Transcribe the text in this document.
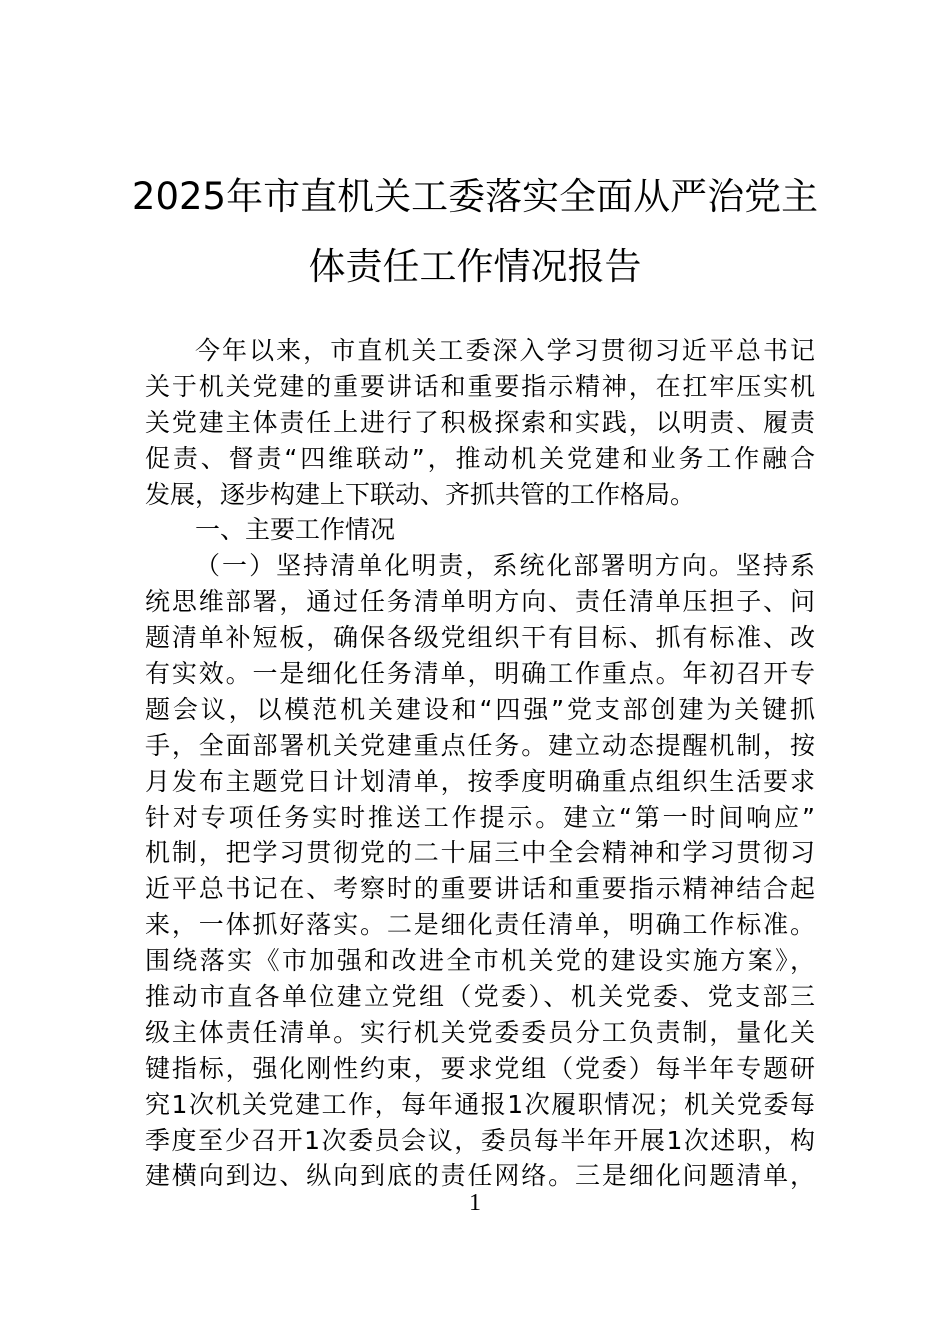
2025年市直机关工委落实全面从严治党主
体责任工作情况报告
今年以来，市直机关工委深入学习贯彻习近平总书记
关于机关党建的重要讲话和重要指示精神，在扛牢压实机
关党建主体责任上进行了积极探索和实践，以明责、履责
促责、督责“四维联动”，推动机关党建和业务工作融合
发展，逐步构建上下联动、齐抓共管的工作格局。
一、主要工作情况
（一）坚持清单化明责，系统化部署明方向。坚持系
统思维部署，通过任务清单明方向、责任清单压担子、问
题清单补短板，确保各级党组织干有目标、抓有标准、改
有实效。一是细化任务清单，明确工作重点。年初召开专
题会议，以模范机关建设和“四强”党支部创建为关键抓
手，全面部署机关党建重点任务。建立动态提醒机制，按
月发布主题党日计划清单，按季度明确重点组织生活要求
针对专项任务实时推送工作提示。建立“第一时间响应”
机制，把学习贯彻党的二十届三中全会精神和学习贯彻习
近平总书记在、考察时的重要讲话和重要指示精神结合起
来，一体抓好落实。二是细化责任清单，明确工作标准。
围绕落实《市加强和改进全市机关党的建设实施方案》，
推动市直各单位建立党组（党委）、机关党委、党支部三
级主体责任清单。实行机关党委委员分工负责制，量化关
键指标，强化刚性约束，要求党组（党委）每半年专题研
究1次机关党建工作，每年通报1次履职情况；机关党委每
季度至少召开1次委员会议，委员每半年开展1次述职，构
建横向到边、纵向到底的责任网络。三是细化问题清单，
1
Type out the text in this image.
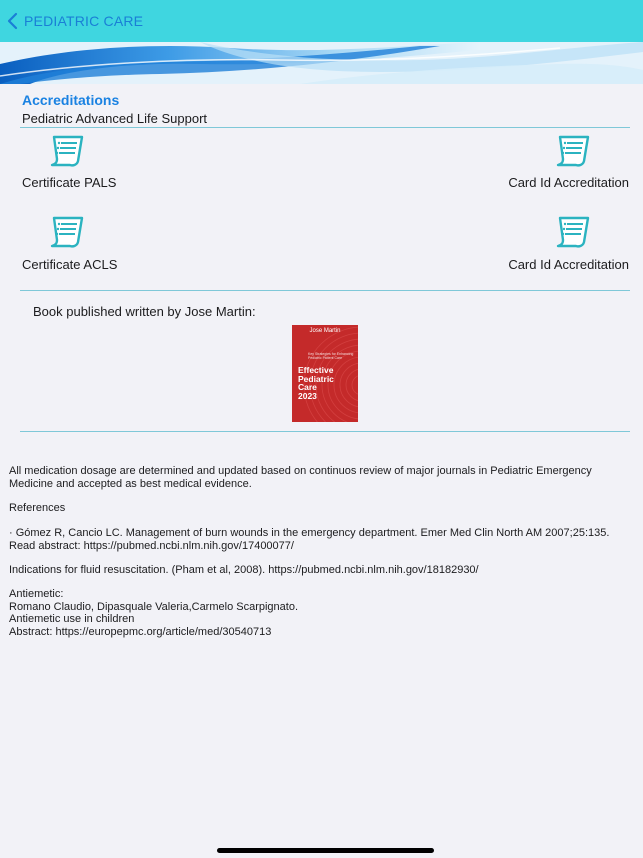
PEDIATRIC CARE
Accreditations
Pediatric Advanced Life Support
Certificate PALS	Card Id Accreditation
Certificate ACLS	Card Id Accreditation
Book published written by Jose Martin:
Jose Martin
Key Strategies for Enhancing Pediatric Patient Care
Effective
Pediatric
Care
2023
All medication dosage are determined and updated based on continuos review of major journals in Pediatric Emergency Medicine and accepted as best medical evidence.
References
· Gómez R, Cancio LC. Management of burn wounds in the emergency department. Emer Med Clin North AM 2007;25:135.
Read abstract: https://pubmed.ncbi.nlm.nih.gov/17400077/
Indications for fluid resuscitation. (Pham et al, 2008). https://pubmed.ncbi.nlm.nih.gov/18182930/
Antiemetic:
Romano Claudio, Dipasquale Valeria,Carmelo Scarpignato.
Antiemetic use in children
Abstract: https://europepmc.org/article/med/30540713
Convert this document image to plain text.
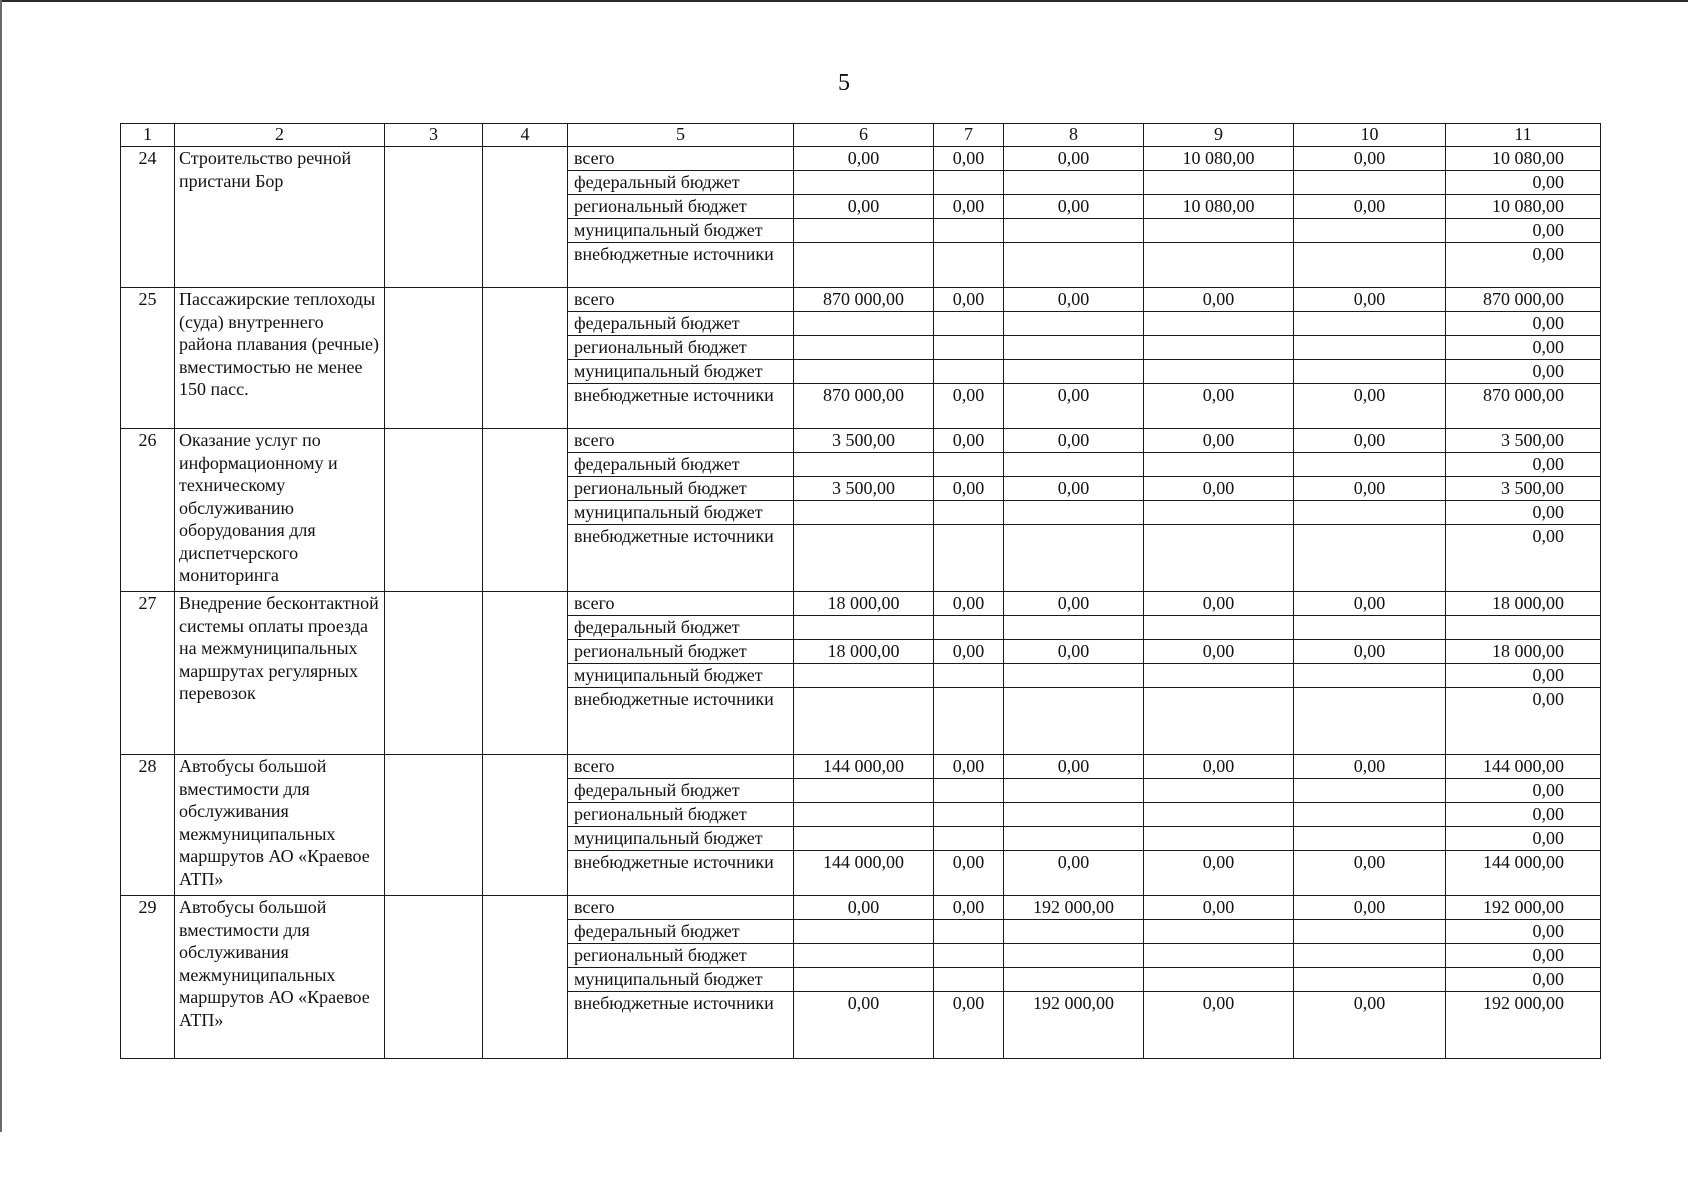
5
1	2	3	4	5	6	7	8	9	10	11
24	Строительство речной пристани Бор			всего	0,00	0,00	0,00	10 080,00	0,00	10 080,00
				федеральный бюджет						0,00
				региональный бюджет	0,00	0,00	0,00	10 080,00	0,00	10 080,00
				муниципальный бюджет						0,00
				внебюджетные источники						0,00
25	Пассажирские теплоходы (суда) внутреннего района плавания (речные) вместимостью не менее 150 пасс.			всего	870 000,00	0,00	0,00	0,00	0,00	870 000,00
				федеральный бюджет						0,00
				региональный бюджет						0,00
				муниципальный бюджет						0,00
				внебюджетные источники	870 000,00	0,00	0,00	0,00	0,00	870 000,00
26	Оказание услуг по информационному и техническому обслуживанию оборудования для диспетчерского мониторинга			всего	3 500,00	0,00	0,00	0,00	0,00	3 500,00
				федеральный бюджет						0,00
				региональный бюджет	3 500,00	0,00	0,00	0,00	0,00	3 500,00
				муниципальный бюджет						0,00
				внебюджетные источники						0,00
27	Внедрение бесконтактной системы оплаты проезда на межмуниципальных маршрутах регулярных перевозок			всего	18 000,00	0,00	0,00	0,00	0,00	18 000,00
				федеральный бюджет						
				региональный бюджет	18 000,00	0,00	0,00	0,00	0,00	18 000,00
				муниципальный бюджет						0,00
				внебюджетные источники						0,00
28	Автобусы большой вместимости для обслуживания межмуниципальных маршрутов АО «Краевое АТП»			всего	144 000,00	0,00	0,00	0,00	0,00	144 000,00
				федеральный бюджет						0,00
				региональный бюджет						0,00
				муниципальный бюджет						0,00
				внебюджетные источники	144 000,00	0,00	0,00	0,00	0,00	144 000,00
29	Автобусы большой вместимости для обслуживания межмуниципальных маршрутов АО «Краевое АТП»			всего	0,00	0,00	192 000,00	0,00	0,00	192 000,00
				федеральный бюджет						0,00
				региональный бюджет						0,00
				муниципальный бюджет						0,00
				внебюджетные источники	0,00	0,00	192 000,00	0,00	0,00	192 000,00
::::
**Problem description:**
Extract all lines containing the word "this".

**Response:**
Transcribe the text in this document.
Type out the text in this image.
Convert this document image to plain text.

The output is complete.